##### INPUT RECORDS #####

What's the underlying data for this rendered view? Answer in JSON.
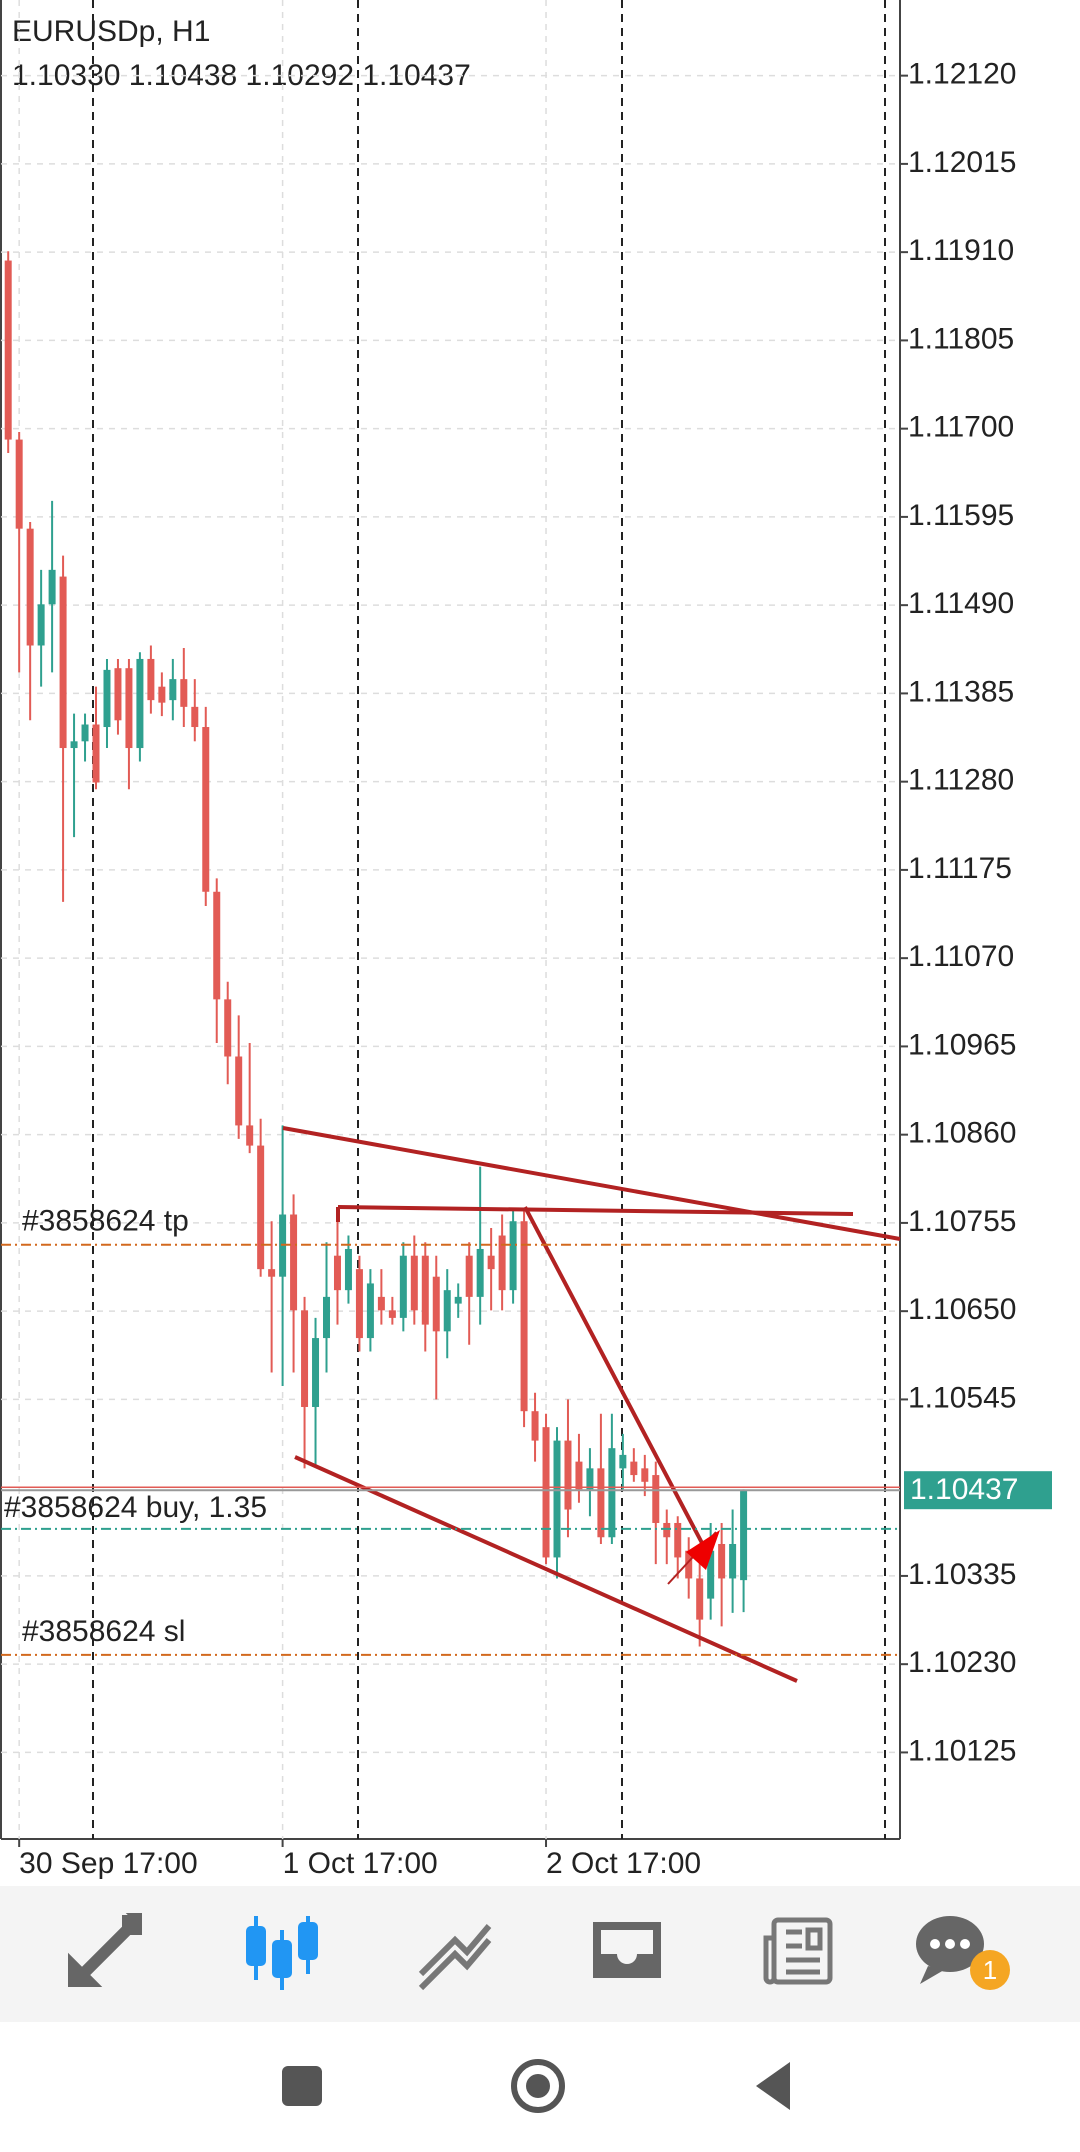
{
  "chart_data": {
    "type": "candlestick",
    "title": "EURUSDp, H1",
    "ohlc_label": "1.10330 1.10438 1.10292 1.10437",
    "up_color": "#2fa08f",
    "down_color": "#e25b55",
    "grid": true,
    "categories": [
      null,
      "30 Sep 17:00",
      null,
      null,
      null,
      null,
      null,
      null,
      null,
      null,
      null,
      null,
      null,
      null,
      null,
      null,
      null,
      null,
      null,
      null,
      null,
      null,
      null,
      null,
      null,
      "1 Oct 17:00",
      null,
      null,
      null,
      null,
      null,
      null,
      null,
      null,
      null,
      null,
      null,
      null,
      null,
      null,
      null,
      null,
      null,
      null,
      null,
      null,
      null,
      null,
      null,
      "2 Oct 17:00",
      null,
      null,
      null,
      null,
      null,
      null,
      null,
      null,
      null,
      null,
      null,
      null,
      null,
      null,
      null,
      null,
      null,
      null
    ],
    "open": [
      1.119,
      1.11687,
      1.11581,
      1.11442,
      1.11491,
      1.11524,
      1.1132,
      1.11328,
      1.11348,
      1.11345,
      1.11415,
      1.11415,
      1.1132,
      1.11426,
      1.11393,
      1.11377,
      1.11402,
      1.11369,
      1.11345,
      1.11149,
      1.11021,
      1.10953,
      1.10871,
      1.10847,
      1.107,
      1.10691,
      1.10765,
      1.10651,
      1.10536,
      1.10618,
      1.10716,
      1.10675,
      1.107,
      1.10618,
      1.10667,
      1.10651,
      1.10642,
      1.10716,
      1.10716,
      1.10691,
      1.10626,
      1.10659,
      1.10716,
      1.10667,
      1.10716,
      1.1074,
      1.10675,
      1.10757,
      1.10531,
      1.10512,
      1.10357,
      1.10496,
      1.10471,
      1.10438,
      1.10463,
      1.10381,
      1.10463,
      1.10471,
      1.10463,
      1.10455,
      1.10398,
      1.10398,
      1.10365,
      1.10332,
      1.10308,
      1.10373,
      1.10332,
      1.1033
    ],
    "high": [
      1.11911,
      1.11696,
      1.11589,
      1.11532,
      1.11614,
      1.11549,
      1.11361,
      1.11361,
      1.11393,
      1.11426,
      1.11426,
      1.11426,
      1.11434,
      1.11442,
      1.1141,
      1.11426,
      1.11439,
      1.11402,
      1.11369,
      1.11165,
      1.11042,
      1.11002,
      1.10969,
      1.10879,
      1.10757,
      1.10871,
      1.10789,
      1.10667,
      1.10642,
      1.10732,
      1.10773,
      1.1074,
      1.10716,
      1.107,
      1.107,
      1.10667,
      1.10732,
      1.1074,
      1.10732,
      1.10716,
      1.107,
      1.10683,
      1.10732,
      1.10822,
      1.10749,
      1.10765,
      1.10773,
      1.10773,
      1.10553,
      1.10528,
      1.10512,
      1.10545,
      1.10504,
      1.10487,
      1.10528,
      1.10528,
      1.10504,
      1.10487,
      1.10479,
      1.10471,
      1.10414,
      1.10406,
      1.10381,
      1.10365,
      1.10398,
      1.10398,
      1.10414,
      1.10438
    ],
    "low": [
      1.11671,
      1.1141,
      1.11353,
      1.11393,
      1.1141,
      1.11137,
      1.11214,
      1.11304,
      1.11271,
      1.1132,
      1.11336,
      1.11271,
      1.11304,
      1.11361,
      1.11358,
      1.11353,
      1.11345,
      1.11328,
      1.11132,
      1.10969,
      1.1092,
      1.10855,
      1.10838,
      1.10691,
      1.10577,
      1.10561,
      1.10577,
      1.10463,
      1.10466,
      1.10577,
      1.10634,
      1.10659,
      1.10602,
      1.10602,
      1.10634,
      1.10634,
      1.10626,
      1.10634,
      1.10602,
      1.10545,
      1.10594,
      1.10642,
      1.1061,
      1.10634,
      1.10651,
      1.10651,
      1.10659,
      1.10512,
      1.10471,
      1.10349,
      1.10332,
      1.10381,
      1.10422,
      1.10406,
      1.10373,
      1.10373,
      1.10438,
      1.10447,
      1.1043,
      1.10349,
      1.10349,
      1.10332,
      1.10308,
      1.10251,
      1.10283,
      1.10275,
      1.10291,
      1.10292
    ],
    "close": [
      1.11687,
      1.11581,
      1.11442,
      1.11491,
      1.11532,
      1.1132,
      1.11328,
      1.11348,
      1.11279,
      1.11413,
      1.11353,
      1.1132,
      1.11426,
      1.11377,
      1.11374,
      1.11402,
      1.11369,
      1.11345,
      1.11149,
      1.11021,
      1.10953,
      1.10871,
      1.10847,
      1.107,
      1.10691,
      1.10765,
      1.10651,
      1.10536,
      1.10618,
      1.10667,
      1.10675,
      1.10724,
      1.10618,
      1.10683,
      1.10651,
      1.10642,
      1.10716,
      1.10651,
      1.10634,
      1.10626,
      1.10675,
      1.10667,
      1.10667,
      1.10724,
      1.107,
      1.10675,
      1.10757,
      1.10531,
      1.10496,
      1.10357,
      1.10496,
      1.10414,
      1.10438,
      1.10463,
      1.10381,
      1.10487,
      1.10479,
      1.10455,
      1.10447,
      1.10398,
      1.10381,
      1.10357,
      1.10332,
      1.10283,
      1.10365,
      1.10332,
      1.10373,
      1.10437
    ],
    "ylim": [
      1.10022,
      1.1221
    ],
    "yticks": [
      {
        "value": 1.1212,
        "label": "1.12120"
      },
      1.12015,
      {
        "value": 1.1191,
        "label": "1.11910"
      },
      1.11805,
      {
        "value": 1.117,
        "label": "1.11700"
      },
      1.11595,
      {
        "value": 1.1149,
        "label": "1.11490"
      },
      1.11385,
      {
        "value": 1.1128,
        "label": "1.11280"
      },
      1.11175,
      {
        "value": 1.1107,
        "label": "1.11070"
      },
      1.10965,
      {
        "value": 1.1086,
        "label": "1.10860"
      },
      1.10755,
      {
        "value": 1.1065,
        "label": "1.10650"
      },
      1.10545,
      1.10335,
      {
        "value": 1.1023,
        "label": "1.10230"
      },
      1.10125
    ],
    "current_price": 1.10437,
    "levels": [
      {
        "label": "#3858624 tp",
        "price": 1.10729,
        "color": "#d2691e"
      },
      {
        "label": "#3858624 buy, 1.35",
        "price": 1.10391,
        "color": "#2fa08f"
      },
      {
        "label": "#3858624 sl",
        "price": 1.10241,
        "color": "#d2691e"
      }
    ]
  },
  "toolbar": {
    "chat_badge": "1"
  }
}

#####

WHAT THE EXERCISE ASKS
Return, from the data, each line that has the word "value" in it.

ANSWER FOR THIS EXERCISE
        "value": 1.1212,
        "value": 1.1191,
        "value": 1.117,
        "value": 1.1149,
        "value": 1.1128,
        "value": 1.1107,
        "value": 1.1086,
        "value": 1.1065,
        "value": 1.1023,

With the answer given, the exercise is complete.